** begin **
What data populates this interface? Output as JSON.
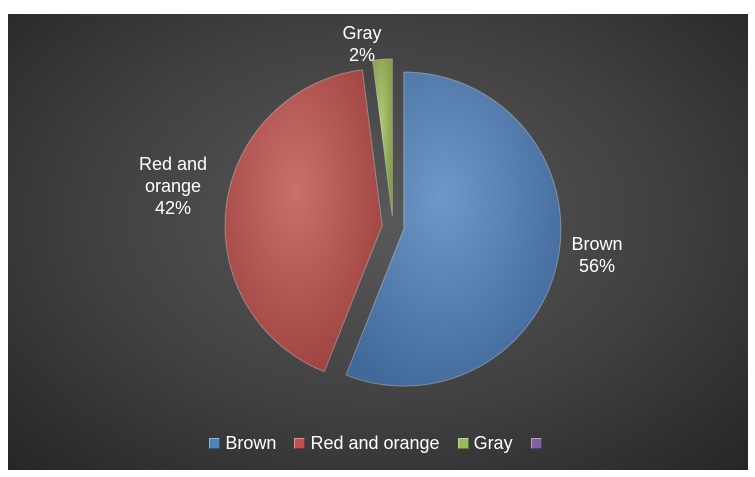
{
  "chart_data": {
    "type": "pie",
    "title": "",
    "exploded": true,
    "slices": [
      {
        "label": "Brown",
        "value": 56,
        "value_label": "56%",
        "color": "#4F81BD"
      },
      {
        "label": "Red and orange",
        "value": 42,
        "value_label": "42%",
        "color": "#C0504D"
      },
      {
        "label": "Gray",
        "value": 2,
        "value_label": "2%",
        "color": "#9BBB59"
      },
      {
        "label": "",
        "value": 0,
        "value_label": "",
        "color": "#8064A2"
      }
    ],
    "legend_position": "bottom",
    "background": "#404040"
  }
}
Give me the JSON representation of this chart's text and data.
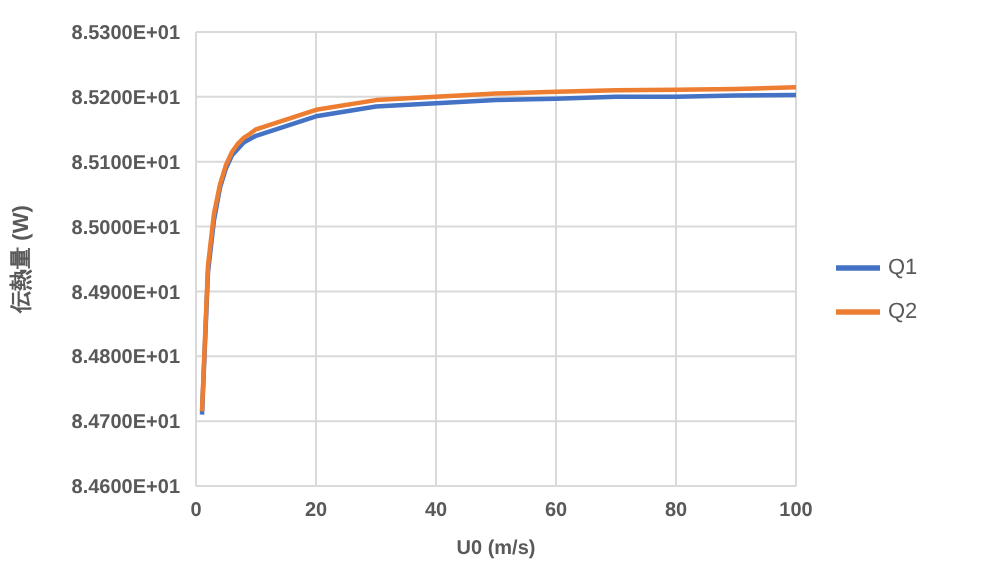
{
  "chart_data": {
    "type": "line",
    "xlabel": "U0 (m/s)",
    "ylabel": "伝熱量 (W)",
    "x": [
      1,
      2,
      3,
      4,
      5,
      6,
      7,
      8,
      9,
      10,
      20,
      30,
      40,
      50,
      60,
      70,
      80,
      90,
      100
    ],
    "series": [
      {
        "name": "Q1",
        "color": "#4472c4",
        "values": [
          84.71,
          84.93,
          85.01,
          85.06,
          85.09,
          85.11,
          85.12,
          85.13,
          85.135,
          85.14,
          85.17,
          85.185,
          85.19,
          85.195,
          85.197,
          85.2,
          85.2,
          85.202,
          85.203
        ]
      },
      {
        "name": "Q2",
        "color": "#ed7d31",
        "values": [
          84.715,
          84.94,
          85.02,
          85.065,
          85.095,
          85.115,
          85.128,
          85.137,
          85.143,
          85.15,
          85.18,
          85.195,
          85.2,
          85.205,
          85.208,
          85.21,
          85.211,
          85.212,
          85.215
        ]
      }
    ],
    "xlim": [
      0,
      100
    ],
    "xticks": [
      0,
      20,
      40,
      60,
      80,
      100
    ],
    "ylim": [
      84.6,
      85.3
    ],
    "yticks": [
      {
        "value": 84.6,
        "label": "8.4600E+01"
      },
      {
        "value": 84.7,
        "label": "8.4700E+01"
      },
      {
        "value": 84.8,
        "label": "8.4800E+01"
      },
      {
        "value": 84.9,
        "label": "8.4900E+01"
      },
      {
        "value": 85.0,
        "label": "8.5000E+01"
      },
      {
        "value": 85.1,
        "label": "8.5100E+01"
      },
      {
        "value": 85.2,
        "label": "8.5200E+01"
      },
      {
        "value": 85.3,
        "label": "8.5300E+01"
      }
    ],
    "grid": true,
    "legend": "right",
    "marker": "none",
    "line_style": "solid"
  }
}
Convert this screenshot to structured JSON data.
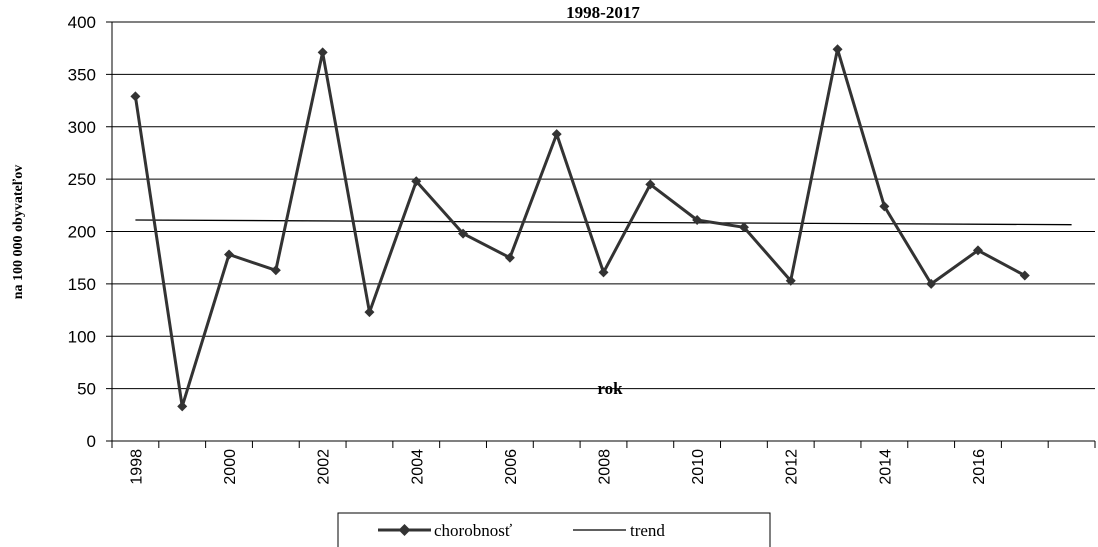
** end **
- **The problem**:
Reproduce every record above exactly, omitting the pictures.

- **The solution**:
What data populates this interface? Output as JSON.
{
  "chart_data": {
    "type": "pie",
    "title": "",
    "exploded": true,
    "slices": [
      {
        "label": "Brown",
        "value": 56,
        "value_label": "56%",
        "color": "#4F81BD"
      },
      {
        "label": "Red and orange",
        "value": 42,
        "value_label": "42%",
        "color": "#C0504D"
      },
      {
        "label": "Gray",
        "value": 2,
        "value_label": "2%",
        "color": "#9BBB59"
      },
      {
        "label": "",
        "value": 0,
        "value_label": "",
        "color": "#8064A2"
      }
    ],
    "legend_position": "bottom",
    "background": "#404040"
  }
}
Give me the JSON representation of this chart's text and data.
{
  "chart_data": {
    "type": "line",
    "xlabel": "U0 (m/s)",
    "ylabel": "伝熱量 (W)",
    "x": [
      1,
      2,
      3,
      4,
      5,
      6,
      7,
      8,
      9,
      10,
      20,
      30,
      40,
      50,
      60,
      70,
      80,
      90,
      100
    ],
    "series": [
      {
        "name": "Q1",
        "color": "#4472c4",
        "values": [
          84.71,
          84.93,
          85.01,
          85.06,
          85.09,
          85.11,
          85.12,
          85.13,
          85.135,
          85.14,
          85.17,
          85.185,
          85.19,
          85.195,
          85.197,
          85.2,
          85.2,
          85.202,
          85.203
        ]
      },
      {
        "name": "Q2",
        "color": "#ed7d31",
        "values": [
          84.715,
          84.94,
          85.02,
          85.065,
          85.095,
          85.115,
          85.128,
          85.137,
          85.143,
          85.15,
          85.18,
          85.195,
          85.2,
          85.205,
          85.208,
          85.21,
          85.211,
          85.212,
          85.215
        ]
      }
    ],
    "xlim": [
      0,
      100
    ],
    "xticks": [
      0,
      20,
      40,
      60,
      80,
      100
    ],
    "ylim": [
      84.6,
      85.3
    ],
    "yticks": [
      {
        "value": 84.6,
        "label": "8.4600E+01"
      },
      {
        "value": 84.7,
        "label": "8.4700E+01"
      },
      {
        "value": 84.8,
        "label": "8.4800E+01"
      },
      {
        "value": 84.9,
        "label": "8.4900E+01"
      },
      {
        "value": 85.0,
        "label": "8.5000E+01"
      },
      {
        "value": 85.1,
        "label": "8.5100E+01"
      },
      {
        "value": 85.2,
        "label": "8.5200E+01"
      },
      {
        "value": 85.3,
        "label": "8.5300E+01"
      }
    ],
    "grid": true,
    "legend": "right",
    "marker": "none",
    "line_style": "solid"
  }
}
Convert this screenshot to structured JSON data.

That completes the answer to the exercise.